A run of records —
• • • • •
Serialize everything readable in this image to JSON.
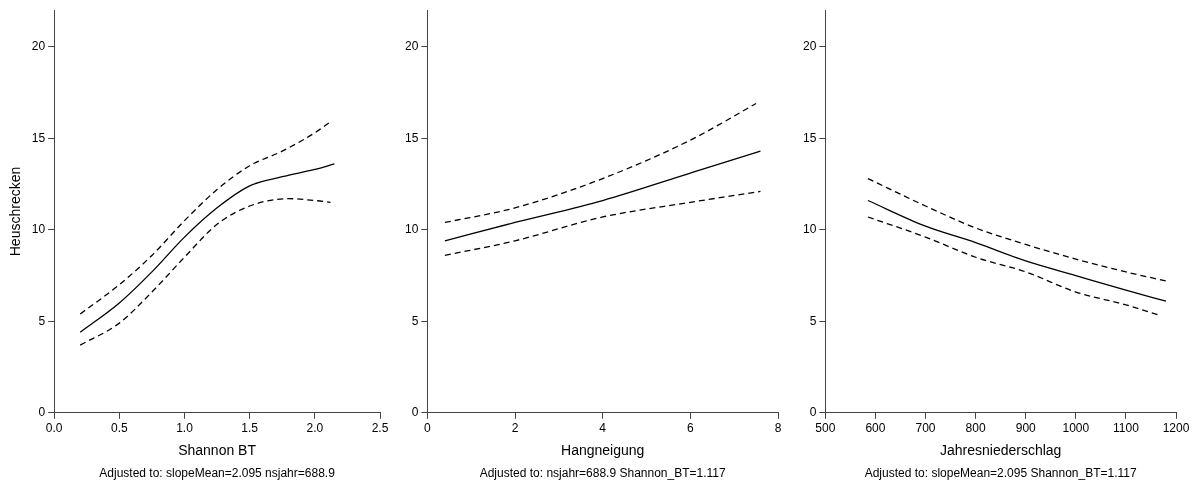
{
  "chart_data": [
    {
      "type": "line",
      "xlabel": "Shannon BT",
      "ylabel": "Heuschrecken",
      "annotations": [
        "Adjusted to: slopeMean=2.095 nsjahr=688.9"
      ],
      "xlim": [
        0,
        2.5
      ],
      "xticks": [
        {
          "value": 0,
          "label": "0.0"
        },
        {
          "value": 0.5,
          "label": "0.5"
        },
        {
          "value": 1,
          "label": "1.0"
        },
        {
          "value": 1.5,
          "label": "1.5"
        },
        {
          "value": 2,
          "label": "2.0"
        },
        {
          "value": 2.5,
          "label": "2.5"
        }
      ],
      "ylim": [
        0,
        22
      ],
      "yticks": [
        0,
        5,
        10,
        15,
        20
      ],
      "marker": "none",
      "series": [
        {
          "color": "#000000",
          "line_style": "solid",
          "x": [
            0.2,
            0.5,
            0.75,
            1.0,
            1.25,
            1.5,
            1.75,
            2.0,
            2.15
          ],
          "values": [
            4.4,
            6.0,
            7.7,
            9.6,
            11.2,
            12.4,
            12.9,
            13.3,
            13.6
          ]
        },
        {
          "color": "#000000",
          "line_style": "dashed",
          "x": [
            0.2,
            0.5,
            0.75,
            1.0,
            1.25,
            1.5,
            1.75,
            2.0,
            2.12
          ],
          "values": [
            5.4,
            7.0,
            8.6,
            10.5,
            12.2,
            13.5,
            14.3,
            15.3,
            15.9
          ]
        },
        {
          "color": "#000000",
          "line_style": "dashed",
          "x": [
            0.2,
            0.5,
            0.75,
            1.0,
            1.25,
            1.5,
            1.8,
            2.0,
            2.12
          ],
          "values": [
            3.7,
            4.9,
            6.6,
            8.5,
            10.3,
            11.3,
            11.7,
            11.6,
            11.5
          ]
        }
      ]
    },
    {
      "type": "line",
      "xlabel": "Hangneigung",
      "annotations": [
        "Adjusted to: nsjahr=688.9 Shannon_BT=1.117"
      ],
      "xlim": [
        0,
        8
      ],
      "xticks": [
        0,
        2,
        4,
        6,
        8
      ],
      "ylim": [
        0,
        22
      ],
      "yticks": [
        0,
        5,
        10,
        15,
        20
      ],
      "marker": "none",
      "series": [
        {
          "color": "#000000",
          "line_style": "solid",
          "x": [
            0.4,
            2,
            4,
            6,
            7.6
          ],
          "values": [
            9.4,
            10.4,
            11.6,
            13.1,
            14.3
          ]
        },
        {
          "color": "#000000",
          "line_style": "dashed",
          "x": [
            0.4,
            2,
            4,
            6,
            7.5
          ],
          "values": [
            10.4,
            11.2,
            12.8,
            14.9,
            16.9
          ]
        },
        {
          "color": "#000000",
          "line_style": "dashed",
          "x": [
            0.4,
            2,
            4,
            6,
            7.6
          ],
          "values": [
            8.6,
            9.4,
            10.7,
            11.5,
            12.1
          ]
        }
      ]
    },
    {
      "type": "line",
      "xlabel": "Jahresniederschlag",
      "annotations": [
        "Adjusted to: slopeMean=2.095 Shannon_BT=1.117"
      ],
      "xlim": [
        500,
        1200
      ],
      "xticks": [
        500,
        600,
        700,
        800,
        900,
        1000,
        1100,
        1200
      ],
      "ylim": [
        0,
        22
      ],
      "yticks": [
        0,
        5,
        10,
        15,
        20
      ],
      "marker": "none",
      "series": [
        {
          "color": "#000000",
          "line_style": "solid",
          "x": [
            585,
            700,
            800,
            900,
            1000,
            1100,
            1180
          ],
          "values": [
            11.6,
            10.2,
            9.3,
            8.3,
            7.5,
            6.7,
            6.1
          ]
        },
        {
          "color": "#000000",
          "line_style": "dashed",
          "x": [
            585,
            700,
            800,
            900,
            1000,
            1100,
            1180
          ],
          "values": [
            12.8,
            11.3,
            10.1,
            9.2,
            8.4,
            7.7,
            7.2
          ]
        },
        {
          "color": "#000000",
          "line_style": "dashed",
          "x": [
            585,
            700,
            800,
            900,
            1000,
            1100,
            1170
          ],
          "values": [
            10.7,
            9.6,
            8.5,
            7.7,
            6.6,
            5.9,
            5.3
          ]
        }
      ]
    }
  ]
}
• • • • •
WHAT IS EXPECTED — Copy out each line exactly, without the pictures.

SOLUTION BELOW —
Serialize everything readable in this image to JSON.
{
  "chart_data": [
    {
      "type": "line",
      "xlabel": "Shannon BT",
      "ylabel": "Heuschrecken",
      "annotations": [
        "Adjusted to: slopeMean=2.095 nsjahr=688.9"
      ],
      "xlim": [
        0,
        2.5
      ],
      "xticks": [
        {
          "value": 0,
          "label": "0.0"
        },
        {
          "value": 0.5,
          "label": "0.5"
        },
        {
          "value": 1,
          "label": "1.0"
        },
        {
          "value": 1.5,
          "label": "1.5"
        },
        {
          "value": 2,
          "label": "2.0"
        },
        {
          "value": 2.5,
          "label": "2.5"
        }
      ],
      "ylim": [
        0,
        22
      ],
      "yticks": [
        0,
        5,
        10,
        15,
        20
      ],
      "marker": "none",
      "series": [
        {
          "color": "#000000",
          "line_style": "solid",
          "x": [
            0.2,
            0.5,
            0.75,
            1.0,
            1.25,
            1.5,
            1.75,
            2.0,
            2.15
          ],
          "values": [
            4.4,
            6.0,
            7.7,
            9.6,
            11.2,
            12.4,
            12.9,
            13.3,
            13.6
          ]
        },
        {
          "color": "#000000",
          "line_style": "dashed",
          "x": [
            0.2,
            0.5,
            0.75,
            1.0,
            1.25,
            1.5,
            1.75,
            2.0,
            2.12
          ],
          "values": [
            5.4,
            7.0,
            8.6,
            10.5,
            12.2,
            13.5,
            14.3,
            15.3,
            15.9
          ]
        },
        {
          "color": "#000000",
          "line_style": "dashed",
          "x": [
            0.2,
            0.5,
            0.75,
            1.0,
            1.25,
            1.5,
            1.8,
            2.0,
            2.12
          ],
          "values": [
            3.7,
            4.9,
            6.6,
            8.5,
            10.3,
            11.3,
            11.7,
            11.6,
            11.5
          ]
        }
      ]
    },
    {
      "type": "line",
      "xlabel": "Hangneigung",
      "annotations": [
        "Adjusted to: nsjahr=688.9 Shannon_BT=1.117"
      ],
      "xlim": [
        0,
        8
      ],
      "xticks": [
        0,
        2,
        4,
        6,
        8
      ],
      "ylim": [
        0,
        22
      ],
      "yticks": [
        0,
        5,
        10,
        15,
        20
      ],
      "marker": "none",
      "series": [
        {
          "color": "#000000",
          "line_style": "solid",
          "x": [
            0.4,
            2,
            4,
            6,
            7.6
          ],
          "values": [
            9.4,
            10.4,
            11.6,
            13.1,
            14.3
          ]
        },
        {
          "color": "#000000",
          "line_style": "dashed",
          "x": [
            0.4,
            2,
            4,
            6,
            7.5
          ],
          "values": [
            10.4,
            11.2,
            12.8,
            14.9,
            16.9
          ]
        },
        {
          "color": "#000000",
          "line_style": "dashed",
          "x": [
            0.4,
            2,
            4,
            6,
            7.6
          ],
          "values": [
            8.6,
            9.4,
            10.7,
            11.5,
            12.1
          ]
        }
      ]
    },
    {
      "type": "line",
      "xlabel": "Jahresniederschlag",
      "annotations": [
        "Adjusted to: slopeMean=2.095 Shannon_BT=1.117"
      ],
      "xlim": [
        500,
        1200
      ],
      "xticks": [
        500,
        600,
        700,
        800,
        900,
        1000,
        1100,
        1200
      ],
      "ylim": [
        0,
        22
      ],
      "yticks": [
        0,
        5,
        10,
        15,
        20
      ],
      "marker": "none",
      "series": [
        {
          "color": "#000000",
          "line_style": "solid",
          "x": [
            585,
            700,
            800,
            900,
            1000,
            1100,
            1180
          ],
          "values": [
            11.6,
            10.2,
            9.3,
            8.3,
            7.5,
            6.7,
            6.1
          ]
        },
        {
          "color": "#000000",
          "line_style": "dashed",
          "x": [
            585,
            700,
            800,
            900,
            1000,
            1100,
            1180
          ],
          "values": [
            12.8,
            11.3,
            10.1,
            9.2,
            8.4,
            7.7,
            7.2
          ]
        },
        {
          "color": "#000000",
          "line_style": "dashed",
          "x": [
            585,
            700,
            800,
            900,
            1000,
            1100,
            1170
          ],
          "values": [
            10.7,
            9.6,
            8.5,
            7.7,
            6.6,
            5.9,
            5.3
          ]
        }
      ]
    }
  ]
}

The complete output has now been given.